**Exercise directions**
Determine how many lines contain the string "교육강사는". Reply with that figure and nothing else.

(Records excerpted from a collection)
>> BEGIN

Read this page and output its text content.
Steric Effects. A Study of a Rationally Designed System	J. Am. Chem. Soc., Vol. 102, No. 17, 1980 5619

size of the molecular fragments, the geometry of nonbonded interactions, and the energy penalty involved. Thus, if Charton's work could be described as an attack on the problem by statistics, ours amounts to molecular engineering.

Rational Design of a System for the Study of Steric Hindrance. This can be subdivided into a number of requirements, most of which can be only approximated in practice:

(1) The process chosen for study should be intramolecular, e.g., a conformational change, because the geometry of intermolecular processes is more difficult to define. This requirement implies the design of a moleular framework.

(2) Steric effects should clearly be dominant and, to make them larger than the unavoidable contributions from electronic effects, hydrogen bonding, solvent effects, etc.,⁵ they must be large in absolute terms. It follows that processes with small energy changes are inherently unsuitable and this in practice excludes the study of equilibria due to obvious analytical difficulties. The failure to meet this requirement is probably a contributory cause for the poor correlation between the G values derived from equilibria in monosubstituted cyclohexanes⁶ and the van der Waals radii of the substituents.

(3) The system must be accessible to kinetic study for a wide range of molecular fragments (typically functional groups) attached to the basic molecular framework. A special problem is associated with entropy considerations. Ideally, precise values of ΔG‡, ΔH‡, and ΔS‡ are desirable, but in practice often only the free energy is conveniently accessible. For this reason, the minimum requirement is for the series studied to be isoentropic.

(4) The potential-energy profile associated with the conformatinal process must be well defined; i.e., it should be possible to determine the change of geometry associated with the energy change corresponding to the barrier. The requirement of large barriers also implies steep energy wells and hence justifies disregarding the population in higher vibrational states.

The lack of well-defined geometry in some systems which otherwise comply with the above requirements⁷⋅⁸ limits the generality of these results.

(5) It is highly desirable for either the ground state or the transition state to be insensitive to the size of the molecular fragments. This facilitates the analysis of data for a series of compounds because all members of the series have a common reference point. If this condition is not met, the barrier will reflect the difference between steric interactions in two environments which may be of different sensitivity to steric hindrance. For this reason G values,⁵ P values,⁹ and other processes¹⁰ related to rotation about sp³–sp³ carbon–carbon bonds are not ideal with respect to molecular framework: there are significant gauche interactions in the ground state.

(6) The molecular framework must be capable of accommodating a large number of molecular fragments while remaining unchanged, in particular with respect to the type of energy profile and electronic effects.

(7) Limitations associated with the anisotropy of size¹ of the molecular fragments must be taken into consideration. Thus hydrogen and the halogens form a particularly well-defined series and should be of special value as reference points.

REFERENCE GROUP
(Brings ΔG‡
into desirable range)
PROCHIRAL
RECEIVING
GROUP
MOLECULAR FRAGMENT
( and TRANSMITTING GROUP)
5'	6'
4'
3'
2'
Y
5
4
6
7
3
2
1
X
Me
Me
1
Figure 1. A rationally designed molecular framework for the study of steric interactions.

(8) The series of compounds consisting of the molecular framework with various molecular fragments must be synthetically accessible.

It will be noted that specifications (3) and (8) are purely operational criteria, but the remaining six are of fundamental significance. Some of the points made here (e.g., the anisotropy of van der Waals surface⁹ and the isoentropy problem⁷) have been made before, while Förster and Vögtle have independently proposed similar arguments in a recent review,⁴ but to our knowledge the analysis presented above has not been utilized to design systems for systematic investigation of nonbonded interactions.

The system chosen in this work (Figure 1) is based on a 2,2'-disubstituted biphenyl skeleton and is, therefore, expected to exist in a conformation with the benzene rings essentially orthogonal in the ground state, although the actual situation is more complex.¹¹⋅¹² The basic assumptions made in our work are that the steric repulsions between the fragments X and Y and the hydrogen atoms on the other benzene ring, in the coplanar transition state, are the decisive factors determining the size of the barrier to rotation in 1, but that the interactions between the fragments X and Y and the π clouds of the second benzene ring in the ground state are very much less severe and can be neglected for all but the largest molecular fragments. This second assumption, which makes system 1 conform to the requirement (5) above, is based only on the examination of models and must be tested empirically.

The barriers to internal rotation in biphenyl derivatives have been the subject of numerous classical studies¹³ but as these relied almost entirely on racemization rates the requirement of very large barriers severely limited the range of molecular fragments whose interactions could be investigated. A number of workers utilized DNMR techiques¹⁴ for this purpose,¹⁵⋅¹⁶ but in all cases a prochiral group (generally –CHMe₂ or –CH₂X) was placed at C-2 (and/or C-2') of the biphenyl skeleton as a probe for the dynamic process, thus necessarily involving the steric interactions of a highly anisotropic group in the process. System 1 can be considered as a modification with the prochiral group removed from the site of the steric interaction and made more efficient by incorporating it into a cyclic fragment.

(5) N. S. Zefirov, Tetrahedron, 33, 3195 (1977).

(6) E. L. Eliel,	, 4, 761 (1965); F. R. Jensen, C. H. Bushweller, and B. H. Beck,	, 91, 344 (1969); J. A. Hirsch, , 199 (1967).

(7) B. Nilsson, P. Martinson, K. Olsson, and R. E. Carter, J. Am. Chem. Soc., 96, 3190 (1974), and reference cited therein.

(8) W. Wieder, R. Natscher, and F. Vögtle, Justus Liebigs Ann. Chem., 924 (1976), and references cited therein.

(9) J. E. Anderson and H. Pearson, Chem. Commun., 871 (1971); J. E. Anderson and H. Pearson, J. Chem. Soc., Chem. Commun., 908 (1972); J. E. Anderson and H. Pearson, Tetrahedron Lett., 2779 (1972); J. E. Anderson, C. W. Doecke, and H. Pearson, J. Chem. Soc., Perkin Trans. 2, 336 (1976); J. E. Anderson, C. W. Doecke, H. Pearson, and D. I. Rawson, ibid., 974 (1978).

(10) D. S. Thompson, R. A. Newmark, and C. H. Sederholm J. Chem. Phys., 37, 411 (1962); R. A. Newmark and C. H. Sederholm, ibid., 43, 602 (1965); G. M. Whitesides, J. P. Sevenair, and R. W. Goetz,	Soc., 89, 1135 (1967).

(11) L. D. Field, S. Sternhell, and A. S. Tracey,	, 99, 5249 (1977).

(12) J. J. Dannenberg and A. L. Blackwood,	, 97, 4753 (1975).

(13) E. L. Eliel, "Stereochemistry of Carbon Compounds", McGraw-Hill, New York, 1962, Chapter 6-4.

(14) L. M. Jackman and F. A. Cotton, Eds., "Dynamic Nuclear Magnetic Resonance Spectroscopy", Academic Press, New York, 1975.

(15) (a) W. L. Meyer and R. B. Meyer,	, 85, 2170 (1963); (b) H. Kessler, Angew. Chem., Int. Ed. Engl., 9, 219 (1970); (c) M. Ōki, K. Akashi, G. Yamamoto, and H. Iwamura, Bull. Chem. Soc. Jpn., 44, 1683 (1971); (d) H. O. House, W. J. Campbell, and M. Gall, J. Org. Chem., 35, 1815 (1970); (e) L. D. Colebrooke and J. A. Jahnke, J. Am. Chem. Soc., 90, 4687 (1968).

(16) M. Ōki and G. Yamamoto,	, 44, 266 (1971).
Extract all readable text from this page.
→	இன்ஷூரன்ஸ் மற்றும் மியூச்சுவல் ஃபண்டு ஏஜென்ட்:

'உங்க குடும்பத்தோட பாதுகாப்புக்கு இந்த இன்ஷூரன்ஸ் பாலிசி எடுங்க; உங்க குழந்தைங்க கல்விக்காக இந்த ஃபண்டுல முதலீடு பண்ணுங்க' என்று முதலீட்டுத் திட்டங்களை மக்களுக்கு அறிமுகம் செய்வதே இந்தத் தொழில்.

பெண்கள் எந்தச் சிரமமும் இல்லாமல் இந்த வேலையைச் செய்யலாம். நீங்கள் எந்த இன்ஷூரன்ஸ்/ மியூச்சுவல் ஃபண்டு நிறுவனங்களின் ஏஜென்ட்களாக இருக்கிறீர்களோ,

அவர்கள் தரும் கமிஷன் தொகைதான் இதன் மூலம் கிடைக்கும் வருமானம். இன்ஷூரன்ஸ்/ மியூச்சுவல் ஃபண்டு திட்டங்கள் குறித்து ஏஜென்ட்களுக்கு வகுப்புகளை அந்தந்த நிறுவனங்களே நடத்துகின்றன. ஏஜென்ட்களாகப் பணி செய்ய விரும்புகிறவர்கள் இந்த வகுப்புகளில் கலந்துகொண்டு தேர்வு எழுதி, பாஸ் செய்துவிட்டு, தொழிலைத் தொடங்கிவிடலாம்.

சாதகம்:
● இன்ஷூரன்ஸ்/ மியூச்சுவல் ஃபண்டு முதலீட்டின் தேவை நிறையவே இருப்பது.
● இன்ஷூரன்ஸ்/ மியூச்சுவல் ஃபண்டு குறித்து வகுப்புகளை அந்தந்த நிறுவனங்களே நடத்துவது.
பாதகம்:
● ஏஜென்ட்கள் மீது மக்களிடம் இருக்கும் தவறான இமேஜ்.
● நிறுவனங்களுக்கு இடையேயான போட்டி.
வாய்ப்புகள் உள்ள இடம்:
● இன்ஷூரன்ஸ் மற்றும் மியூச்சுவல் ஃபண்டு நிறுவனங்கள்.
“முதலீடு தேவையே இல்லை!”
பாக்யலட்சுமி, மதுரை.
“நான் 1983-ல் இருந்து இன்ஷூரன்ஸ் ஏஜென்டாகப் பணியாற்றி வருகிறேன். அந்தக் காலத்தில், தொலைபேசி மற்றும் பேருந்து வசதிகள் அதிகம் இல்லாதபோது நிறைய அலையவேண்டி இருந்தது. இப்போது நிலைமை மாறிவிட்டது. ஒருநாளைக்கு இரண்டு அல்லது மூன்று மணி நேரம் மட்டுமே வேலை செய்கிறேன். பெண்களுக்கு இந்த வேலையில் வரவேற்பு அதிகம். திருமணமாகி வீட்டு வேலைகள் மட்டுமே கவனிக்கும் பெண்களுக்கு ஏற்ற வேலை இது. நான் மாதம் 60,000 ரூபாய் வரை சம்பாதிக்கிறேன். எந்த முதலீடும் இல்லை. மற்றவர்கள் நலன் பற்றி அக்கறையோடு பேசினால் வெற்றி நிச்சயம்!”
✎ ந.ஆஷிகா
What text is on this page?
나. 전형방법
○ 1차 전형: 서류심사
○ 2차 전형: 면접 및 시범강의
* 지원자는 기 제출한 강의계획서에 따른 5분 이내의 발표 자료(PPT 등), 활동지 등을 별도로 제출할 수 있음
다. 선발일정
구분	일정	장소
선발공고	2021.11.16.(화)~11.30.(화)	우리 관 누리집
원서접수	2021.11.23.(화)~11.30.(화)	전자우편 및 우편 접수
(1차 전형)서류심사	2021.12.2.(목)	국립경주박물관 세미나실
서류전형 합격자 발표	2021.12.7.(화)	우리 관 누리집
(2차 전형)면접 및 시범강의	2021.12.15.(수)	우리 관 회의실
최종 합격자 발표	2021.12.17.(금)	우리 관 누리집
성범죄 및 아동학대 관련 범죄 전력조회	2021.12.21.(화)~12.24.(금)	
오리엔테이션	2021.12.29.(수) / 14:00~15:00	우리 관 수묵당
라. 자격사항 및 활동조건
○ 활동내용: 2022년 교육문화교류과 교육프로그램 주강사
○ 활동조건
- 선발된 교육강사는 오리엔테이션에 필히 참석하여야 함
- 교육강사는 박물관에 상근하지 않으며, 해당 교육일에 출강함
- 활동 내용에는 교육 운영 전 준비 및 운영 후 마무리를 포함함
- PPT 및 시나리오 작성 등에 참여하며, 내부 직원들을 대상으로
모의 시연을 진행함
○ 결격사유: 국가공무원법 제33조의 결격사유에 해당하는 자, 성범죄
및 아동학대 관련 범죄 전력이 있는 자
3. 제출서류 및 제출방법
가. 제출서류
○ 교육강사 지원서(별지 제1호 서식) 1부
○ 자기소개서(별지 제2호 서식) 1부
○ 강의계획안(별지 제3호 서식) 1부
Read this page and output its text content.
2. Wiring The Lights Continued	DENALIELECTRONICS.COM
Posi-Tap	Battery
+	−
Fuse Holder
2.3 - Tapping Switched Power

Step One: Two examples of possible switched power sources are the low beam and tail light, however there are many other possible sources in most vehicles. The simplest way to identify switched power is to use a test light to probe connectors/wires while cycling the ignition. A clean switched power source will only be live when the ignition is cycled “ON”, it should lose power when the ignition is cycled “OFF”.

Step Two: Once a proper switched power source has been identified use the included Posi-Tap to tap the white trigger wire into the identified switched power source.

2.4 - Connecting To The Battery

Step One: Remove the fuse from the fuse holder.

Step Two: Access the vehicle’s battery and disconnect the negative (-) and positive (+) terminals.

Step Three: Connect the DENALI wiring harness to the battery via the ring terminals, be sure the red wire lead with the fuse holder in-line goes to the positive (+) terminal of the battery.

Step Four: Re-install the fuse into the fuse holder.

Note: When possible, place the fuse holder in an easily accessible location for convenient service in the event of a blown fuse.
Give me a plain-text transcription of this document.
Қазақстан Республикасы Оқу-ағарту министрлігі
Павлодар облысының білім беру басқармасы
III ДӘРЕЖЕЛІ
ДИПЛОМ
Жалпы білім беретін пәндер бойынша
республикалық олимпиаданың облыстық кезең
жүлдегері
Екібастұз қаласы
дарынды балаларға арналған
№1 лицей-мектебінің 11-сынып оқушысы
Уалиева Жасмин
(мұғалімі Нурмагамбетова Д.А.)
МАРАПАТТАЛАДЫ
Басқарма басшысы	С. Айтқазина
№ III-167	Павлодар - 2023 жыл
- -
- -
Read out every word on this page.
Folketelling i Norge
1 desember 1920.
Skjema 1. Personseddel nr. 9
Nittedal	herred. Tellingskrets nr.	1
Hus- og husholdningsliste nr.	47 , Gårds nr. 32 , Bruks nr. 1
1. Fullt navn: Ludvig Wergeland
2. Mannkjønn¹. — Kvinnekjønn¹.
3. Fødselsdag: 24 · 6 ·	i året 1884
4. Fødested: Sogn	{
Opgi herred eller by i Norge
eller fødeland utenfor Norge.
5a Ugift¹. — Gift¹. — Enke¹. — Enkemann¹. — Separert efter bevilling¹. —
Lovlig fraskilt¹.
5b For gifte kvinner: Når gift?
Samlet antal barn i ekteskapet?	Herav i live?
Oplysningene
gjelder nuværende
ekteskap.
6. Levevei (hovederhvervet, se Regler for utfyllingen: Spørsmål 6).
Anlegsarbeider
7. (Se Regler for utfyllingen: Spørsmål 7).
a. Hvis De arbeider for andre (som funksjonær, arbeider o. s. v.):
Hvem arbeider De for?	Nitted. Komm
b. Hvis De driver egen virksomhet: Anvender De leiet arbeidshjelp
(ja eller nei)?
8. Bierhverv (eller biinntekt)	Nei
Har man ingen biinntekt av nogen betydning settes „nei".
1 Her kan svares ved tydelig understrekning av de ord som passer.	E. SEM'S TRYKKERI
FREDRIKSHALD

>> END

**Solution to this problem**
2